_Excerpted records_

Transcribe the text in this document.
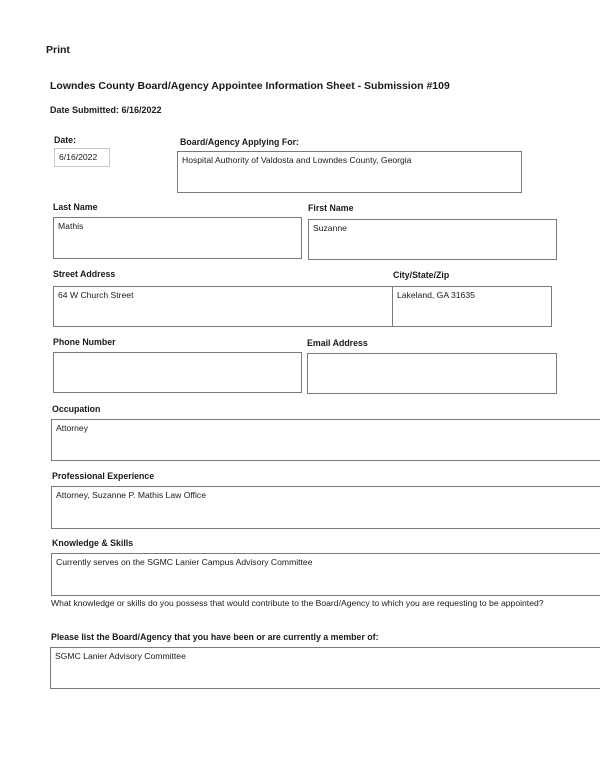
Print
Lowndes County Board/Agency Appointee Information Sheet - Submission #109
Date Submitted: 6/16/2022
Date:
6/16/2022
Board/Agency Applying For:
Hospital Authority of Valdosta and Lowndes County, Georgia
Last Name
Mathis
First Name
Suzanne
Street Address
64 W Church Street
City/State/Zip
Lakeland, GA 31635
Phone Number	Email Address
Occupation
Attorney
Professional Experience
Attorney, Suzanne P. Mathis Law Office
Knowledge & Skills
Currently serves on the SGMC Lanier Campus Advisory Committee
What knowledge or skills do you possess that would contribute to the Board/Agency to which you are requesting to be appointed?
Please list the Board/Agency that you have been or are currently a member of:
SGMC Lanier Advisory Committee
---
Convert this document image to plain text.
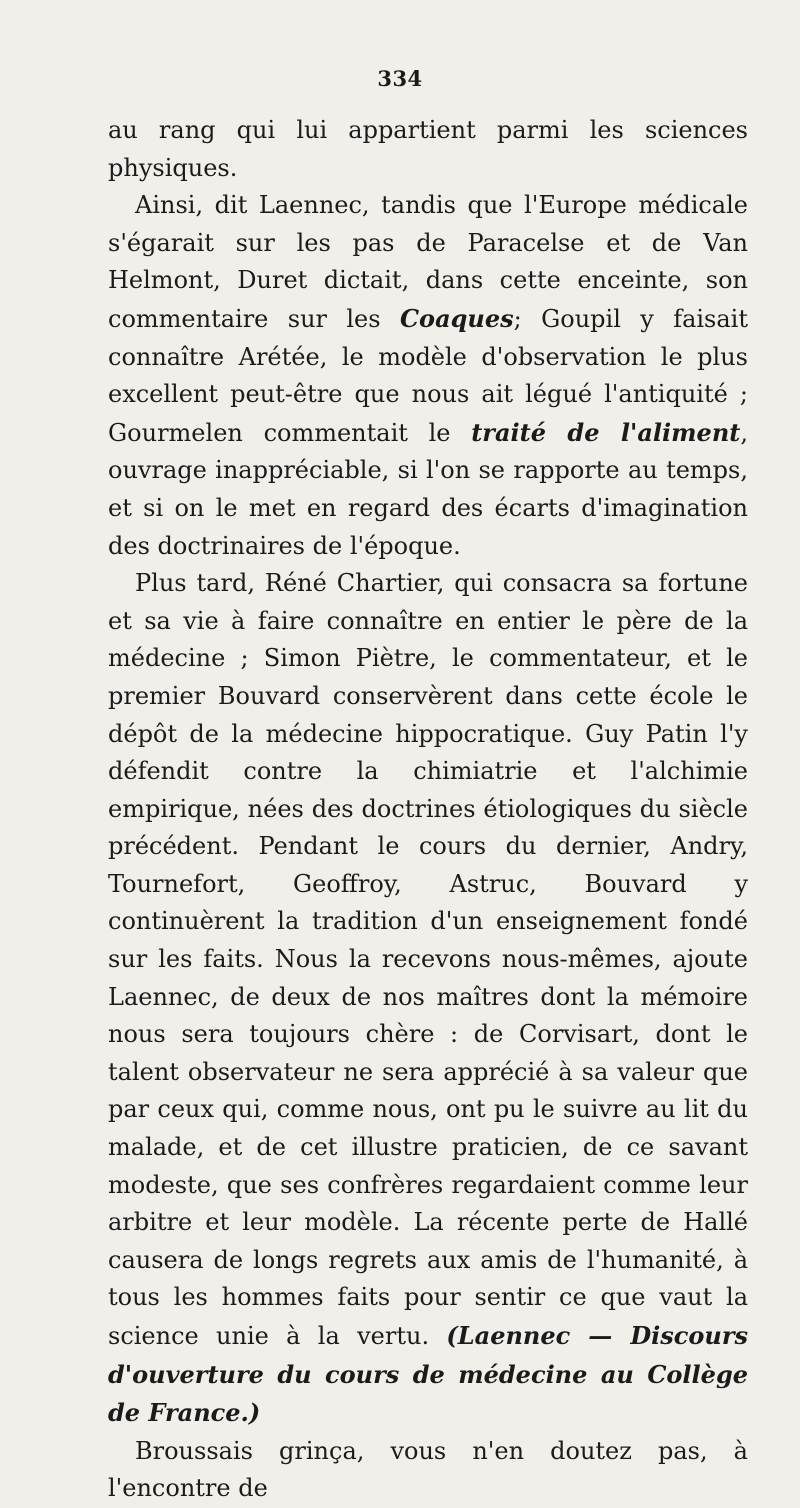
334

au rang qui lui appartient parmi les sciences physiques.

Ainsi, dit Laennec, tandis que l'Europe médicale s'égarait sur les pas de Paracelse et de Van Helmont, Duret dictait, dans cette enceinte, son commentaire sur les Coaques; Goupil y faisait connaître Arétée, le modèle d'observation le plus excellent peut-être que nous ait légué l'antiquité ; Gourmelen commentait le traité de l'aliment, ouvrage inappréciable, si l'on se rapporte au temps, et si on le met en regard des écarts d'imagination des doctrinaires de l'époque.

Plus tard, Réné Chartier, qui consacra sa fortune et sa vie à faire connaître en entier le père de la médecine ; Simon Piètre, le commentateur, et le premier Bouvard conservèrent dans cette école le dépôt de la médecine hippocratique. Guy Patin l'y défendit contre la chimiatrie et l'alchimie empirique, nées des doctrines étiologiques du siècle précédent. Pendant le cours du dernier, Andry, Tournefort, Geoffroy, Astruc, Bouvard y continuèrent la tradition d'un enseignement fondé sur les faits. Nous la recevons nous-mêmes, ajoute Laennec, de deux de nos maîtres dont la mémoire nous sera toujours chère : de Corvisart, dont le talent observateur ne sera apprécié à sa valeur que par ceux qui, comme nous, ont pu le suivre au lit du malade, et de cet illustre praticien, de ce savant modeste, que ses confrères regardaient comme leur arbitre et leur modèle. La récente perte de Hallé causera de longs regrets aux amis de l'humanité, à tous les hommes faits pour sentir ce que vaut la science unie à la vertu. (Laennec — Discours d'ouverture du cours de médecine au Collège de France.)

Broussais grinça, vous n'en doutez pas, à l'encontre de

_What the exercise asks_
Make a copy of each line that contains the string "text".

_Completed task_
Transcribe the text in this document.
Convert this document image to plain text.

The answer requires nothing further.